:: Problem to solve ::
Return the complete listing that follows, with each line reproduced exactly.

* Start Task material *

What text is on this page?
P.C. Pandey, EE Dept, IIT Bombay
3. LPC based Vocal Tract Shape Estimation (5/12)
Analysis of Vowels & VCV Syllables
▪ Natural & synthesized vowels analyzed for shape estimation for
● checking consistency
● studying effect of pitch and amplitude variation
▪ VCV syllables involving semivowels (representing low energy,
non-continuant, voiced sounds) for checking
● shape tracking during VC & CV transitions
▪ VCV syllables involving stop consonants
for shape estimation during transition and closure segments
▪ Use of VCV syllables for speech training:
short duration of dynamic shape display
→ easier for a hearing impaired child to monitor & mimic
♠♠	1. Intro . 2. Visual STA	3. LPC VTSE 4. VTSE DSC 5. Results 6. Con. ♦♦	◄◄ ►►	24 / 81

* End Task material *

:: Task result ::
What text is on this page?
P.C. Pandey, EE Dept, IIT Bombay
3. LPC based Vocal Tract Shape Estimation (5/12)
Analysis of Vowels & VCV Syllables
▪ Natural & synthesized vowels analyzed for shape estimation for
● checking consistency
● studying effect of pitch and amplitude variation
▪ VCV syllables involving semivowels (representing low energy,
non-continuant, voiced sounds) for checking
● shape tracking during VC & CV transitions
▪ VCV syllables involving stop consonants
for shape estimation during transition and closure segments
▪ Use of VCV syllables for speech training:
short duration of dynamic shape display
→ easier for a hearing impaired child to monitor & mimic
♠♠	1. Intro . 2. Visual STA	3. LPC VTSE 4. VTSE DSC 5. Results 6. Con. ♦♦	◄◄ ►►	24 / 81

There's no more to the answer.